Below is a block of records; reproduce all of them exactly and leave out any pictures.
**** RECORDS TO PROCESS ****
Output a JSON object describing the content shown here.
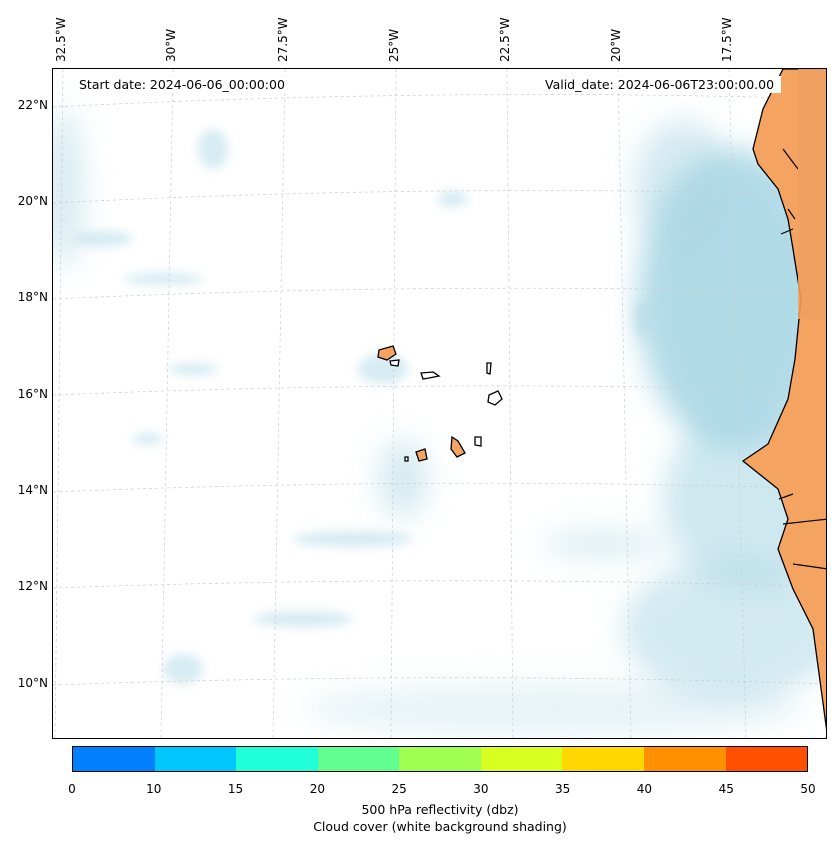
{
  "lon_labels": [
    "32.5°W",
    "30°W",
    "27.5°W",
    "25°W",
    "22.5°W",
    "20°W",
    "17.5°W"
  ],
  "lat_labels": [
    "22°N",
    "20°N",
    "18°N",
    "16°N",
    "14°N",
    "12°N",
    "10°N"
  ],
  "start_date": "Start date: 2024-06-06_00:00:00",
  "valid_date": "Valid_date: 2024-06-06T23:00:00.00",
  "colorbar": {
    "colors": [
      "#0080ff",
      "#00c8ff",
      "#20ffd8",
      "#60ff90",
      "#a0ff50",
      "#d8ff20",
      "#ffd800",
      "#ff9000",
      "#ff5000"
    ],
    "ticks": [
      "0",
      "10",
      "15",
      "20",
      "25",
      "30",
      "35",
      "40",
      "45",
      "50"
    ],
    "label1": "500 hPa reflectivity (dbz)",
    "label2": "Cloud cover (white background shading)"
  },
  "colors": {
    "land": "#f4a460",
    "cloud": "#add8e6"
  }
}
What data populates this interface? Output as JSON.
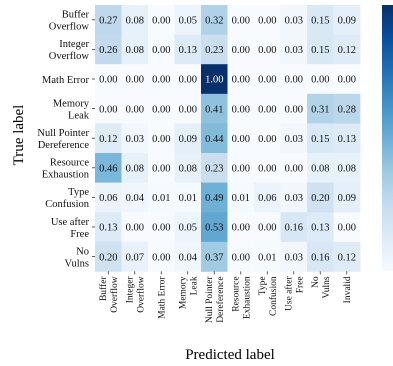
{
  "chart_data": {
    "type": "heatmap",
    "xlabel": "Predicted label",
    "ylabel": "True label",
    "row_labels": [
      [
        "Buffer",
        "Overflow"
      ],
      [
        "Integer",
        "Overflow"
      ],
      [
        "Math Error"
      ],
      [
        "Memory",
        "Leak"
      ],
      [
        "Null Pointer",
        "Dereference"
      ],
      [
        "Resource",
        "Exhaustion"
      ],
      [
        "Type",
        "Confusion"
      ],
      [
        "Use after",
        "Free"
      ],
      [
        "No",
        "Vulns"
      ]
    ],
    "col_labels": [
      [
        "Buffer",
        "Overflow"
      ],
      [
        "Integer",
        "Overflow"
      ],
      [
        "Math Error"
      ],
      [
        "Memory",
        "Leak"
      ],
      [
        "Null Pointer",
        "Dereference"
      ],
      [
        "Resource",
        "Exhaustion"
      ],
      [
        "Type",
        "Confusion"
      ],
      [
        "Use after",
        "Free"
      ],
      [
        "No",
        "Vulns"
      ],
      [
        "Invalid"
      ]
    ],
    "values": [
      [
        0.27,
        0.08,
        0.0,
        0.05,
        0.32,
        0.0,
        0.0,
        0.03,
        0.15,
        0.09
      ],
      [
        0.26,
        0.08,
        0.0,
        0.13,
        0.23,
        0.0,
        0.0,
        0.03,
        0.15,
        0.12
      ],
      [
        0.0,
        0.0,
        0.0,
        0.0,
        1.0,
        0.0,
        0.0,
        0.0,
        0.0,
        0.0
      ],
      [
        0.0,
        0.0,
        0.0,
        0.0,
        0.41,
        0.0,
        0.0,
        0.0,
        0.31,
        0.28
      ],
      [
        0.12,
        0.03,
        0.0,
        0.09,
        0.44,
        0.0,
        0.0,
        0.03,
        0.15,
        0.13
      ],
      [
        0.46,
        0.08,
        0.0,
        0.08,
        0.23,
        0.0,
        0.0,
        0.0,
        0.08,
        0.08
      ],
      [
        0.06,
        0.04,
        0.01,
        0.01,
        0.49,
        0.01,
        0.06,
        0.03,
        0.2,
        0.09
      ],
      [
        0.13,
        0.0,
        0.0,
        0.05,
        0.53,
        0.0,
        0.0,
        0.16,
        0.13,
        0.0
      ],
      [
        0.2,
        0.07,
        0.0,
        0.04,
        0.37,
        0.0,
        0.01,
        0.03,
        0.16,
        0.12
      ]
    ],
    "value_range": [
      0,
      1
    ],
    "colormap": "Blues",
    "colorbar": true,
    "colors": {
      "low": "#f7fbff",
      "high": "#08306b"
    }
  }
}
****
RESPONSE TO THIS TASK:
Output a JSON object describing the content shown here.
{
  "lon_labels": [
    "32.5°W",
    "30°W",
    "27.5°W",
    "25°W",
    "22.5°W",
    "20°W",
    "17.5°W"
  ],
  "lat_labels": [
    "22°N",
    "20°N",
    "18°N",
    "16°N",
    "14°N",
    "12°N",
    "10°N"
  ],
  "start_date": "Start date: 2024-06-06_00:00:00",
  "valid_date": "Valid_date: 2024-06-06T23:00:00.00",
  "colorbar": {
    "colors": [
      "#0080ff",
      "#00c8ff",
      "#20ffd8",
      "#60ff90",
      "#a0ff50",
      "#d8ff20",
      "#ffd800",
      "#ff9000",
      "#ff5000"
    ],
    "ticks": [
      "0",
      "10",
      "15",
      "20",
      "25",
      "30",
      "35",
      "40",
      "45",
      "50"
    ],
    "label1": "500 hPa reflectivity (dbz)",
    "label2": "Cloud cover (white background shading)"
  },
  "colors": {
    "land": "#f4a460",
    "cloud": "#add8e6"
  }
}
What data populates this interface? Output as JSON.
{
  "chart_data": {
    "type": "heatmap",
    "xlabel": "Predicted label",
    "ylabel": "True label",
    "row_labels": [
      [
        "Buffer",
        "Overflow"
      ],
      [
        "Integer",
        "Overflow"
      ],
      [
        "Math Error"
      ],
      [
        "Memory",
        "Leak"
      ],
      [
        "Null Pointer",
        "Dereference"
      ],
      [
        "Resource",
        "Exhaustion"
      ],
      [
        "Type",
        "Confusion"
      ],
      [
        "Use after",
        "Free"
      ],
      [
        "No",
        "Vulns"
      ]
    ],
    "col_labels": [
      [
        "Buffer",
        "Overflow"
      ],
      [
        "Integer",
        "Overflow"
      ],
      [
        "Math Error"
      ],
      [
        "Memory",
        "Leak"
      ],
      [
        "Null Pointer",
        "Dereference"
      ],
      [
        "Resource",
        "Exhaustion"
      ],
      [
        "Type",
        "Confusion"
      ],
      [
        "Use after",
        "Free"
      ],
      [
        "No",
        "Vulns"
      ],
      [
        "Invalid"
      ]
    ],
    "values": [
      [
        0.27,
        0.08,
        0.0,
        0.05,
        0.32,
        0.0,
        0.0,
        0.03,
        0.15,
        0.09
      ],
      [
        0.26,
        0.08,
        0.0,
        0.13,
        0.23,
        0.0,
        0.0,
        0.03,
        0.15,
        0.12
      ],
      [
        0.0,
        0.0,
        0.0,
        0.0,
        1.0,
        0.0,
        0.0,
        0.0,
        0.0,
        0.0
      ],
      [
        0.0,
        0.0,
        0.0,
        0.0,
        0.41,
        0.0,
        0.0,
        0.0,
        0.31,
        0.28
      ],
      [
        0.12,
        0.03,
        0.0,
        0.09,
        0.44,
        0.0,
        0.0,
        0.03,
        0.15,
        0.13
      ],
      [
        0.46,
        0.08,
        0.0,
        0.08,
        0.23,
        0.0,
        0.0,
        0.0,
        0.08,
        0.08
      ],
      [
        0.06,
        0.04,
        0.01,
        0.01,
        0.49,
        0.01,
        0.06,
        0.03,
        0.2,
        0.09
      ],
      [
        0.13,
        0.0,
        0.0,
        0.05,
        0.53,
        0.0,
        0.0,
        0.16,
        0.13,
        0.0
      ],
      [
        0.2,
        0.07,
        0.0,
        0.04,
        0.37,
        0.0,
        0.01,
        0.03,
        0.16,
        0.12
      ]
    ],
    "value_range": [
      0,
      1
    ],
    "colormap": "Blues",
    "colorbar": true,
    "colors": {
      "low": "#f7fbff",
      "high": "#08306b"
    }
  }
}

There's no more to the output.